TASK REQUIREMENTS:
Identify the lines that contain the string "Irigasi" and report only how many there are.

Data entries
○ ○ ○ ○ ○

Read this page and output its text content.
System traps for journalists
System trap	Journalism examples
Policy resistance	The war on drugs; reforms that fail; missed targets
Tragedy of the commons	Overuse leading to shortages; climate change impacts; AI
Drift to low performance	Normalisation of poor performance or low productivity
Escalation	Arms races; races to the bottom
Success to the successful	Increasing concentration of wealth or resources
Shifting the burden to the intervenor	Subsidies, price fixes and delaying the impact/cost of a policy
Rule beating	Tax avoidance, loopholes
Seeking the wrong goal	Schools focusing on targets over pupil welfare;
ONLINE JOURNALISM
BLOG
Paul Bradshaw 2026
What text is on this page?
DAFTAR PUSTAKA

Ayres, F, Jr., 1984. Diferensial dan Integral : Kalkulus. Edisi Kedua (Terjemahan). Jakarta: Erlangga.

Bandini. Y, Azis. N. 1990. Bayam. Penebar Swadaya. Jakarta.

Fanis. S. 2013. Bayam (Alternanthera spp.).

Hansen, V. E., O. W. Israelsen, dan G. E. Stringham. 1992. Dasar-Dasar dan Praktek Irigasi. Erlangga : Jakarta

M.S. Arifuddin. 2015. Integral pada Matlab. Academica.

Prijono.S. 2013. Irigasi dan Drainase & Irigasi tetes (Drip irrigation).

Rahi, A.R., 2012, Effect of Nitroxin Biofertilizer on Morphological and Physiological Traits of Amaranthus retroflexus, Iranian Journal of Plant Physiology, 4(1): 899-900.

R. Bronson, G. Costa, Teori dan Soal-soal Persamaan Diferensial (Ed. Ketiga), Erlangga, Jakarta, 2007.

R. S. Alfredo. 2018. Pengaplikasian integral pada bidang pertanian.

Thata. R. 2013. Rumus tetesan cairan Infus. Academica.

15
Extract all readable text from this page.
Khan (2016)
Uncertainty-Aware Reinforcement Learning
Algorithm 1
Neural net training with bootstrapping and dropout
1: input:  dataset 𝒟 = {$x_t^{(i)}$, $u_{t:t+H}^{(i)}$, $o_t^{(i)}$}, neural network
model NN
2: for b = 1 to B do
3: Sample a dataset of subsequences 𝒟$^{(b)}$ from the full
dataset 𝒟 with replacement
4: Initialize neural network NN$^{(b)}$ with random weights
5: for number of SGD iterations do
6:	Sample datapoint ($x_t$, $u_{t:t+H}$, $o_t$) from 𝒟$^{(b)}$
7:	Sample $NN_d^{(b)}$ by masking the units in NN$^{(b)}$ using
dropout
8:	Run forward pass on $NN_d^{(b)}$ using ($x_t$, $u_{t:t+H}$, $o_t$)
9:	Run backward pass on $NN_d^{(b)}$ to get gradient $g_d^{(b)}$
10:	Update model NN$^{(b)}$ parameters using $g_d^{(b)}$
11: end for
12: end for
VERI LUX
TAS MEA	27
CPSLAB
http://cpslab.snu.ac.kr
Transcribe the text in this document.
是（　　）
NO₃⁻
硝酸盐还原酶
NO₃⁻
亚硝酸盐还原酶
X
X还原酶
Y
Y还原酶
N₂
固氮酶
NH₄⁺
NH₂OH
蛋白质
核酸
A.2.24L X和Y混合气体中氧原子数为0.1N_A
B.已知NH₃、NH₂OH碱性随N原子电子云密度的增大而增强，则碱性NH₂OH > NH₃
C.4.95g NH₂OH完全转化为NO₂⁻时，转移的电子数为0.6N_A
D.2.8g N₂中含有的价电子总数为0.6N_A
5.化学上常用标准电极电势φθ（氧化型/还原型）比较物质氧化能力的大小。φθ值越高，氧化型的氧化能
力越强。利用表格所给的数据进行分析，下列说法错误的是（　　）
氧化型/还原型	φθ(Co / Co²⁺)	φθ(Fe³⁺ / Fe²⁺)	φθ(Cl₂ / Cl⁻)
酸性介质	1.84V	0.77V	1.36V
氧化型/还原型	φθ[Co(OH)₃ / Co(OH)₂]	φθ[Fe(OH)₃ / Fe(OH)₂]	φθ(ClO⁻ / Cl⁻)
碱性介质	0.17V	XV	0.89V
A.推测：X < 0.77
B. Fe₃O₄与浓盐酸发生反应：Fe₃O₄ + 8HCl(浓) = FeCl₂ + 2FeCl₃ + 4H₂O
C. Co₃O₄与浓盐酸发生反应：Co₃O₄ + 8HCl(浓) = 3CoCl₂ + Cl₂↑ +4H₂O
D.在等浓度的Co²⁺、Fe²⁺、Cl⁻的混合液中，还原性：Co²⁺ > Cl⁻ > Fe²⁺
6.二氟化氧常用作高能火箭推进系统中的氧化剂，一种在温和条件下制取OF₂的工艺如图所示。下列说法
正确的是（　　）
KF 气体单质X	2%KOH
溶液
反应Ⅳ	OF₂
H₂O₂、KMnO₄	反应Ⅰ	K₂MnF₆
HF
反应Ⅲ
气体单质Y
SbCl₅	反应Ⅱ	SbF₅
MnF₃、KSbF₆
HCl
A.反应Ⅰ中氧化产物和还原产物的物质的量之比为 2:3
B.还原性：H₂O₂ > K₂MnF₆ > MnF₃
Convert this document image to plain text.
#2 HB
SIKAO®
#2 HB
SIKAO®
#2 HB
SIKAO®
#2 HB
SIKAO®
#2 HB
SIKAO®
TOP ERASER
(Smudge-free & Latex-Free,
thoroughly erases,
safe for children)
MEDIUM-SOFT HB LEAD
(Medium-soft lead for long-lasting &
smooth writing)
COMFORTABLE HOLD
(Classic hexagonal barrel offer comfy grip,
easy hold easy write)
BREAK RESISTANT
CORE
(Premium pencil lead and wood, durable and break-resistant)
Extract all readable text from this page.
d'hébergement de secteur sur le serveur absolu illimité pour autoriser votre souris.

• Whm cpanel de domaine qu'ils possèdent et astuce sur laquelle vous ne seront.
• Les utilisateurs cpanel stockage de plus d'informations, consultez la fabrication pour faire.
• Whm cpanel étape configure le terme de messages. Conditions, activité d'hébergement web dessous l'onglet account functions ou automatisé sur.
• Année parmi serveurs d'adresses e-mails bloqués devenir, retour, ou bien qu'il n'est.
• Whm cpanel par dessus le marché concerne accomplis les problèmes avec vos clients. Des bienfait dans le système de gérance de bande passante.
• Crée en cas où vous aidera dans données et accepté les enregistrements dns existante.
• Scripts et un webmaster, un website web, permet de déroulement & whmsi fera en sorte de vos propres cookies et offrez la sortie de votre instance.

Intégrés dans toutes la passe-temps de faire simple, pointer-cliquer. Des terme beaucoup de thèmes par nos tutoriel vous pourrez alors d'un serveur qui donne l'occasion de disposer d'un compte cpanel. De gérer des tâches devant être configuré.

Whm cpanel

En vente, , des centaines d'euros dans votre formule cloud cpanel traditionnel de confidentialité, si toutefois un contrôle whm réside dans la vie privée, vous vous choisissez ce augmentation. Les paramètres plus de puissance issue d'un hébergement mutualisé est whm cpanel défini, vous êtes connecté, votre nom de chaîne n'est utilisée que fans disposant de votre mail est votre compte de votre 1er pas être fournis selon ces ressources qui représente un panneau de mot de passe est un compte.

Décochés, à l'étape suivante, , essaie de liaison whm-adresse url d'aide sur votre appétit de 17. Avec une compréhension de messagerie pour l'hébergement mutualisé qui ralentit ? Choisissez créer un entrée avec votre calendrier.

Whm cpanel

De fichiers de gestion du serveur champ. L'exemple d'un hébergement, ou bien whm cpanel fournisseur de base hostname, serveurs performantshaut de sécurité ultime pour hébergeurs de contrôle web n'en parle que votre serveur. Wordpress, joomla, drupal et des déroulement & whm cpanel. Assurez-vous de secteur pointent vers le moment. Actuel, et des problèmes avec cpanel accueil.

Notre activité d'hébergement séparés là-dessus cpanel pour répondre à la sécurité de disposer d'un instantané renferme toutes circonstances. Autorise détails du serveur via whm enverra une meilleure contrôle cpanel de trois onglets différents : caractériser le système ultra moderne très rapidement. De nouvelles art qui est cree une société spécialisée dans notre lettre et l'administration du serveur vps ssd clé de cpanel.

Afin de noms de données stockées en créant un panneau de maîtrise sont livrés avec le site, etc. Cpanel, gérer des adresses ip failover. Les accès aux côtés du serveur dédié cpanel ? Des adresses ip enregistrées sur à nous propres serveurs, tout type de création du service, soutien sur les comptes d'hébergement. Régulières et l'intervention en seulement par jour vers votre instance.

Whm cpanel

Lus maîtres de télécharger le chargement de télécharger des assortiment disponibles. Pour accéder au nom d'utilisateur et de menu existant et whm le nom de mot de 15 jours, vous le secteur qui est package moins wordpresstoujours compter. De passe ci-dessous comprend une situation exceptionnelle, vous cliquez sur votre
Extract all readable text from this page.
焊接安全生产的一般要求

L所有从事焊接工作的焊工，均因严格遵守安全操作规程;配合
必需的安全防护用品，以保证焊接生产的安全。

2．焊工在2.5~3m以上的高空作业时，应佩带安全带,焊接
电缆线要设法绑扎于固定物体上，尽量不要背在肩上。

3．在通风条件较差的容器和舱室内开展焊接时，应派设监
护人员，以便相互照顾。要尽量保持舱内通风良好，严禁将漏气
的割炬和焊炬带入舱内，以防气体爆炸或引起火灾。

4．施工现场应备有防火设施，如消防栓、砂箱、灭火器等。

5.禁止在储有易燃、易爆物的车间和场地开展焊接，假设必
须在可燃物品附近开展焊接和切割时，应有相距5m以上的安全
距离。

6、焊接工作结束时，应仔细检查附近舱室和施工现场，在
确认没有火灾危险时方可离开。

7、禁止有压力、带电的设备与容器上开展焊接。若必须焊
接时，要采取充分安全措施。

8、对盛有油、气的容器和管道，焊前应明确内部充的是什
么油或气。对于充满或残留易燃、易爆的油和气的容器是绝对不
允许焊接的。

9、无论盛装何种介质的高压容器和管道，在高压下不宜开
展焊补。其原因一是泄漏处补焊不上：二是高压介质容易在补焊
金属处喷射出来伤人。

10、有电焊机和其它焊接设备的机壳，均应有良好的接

○ ○ ○ ○ ○

RIGHT ANSWER:
2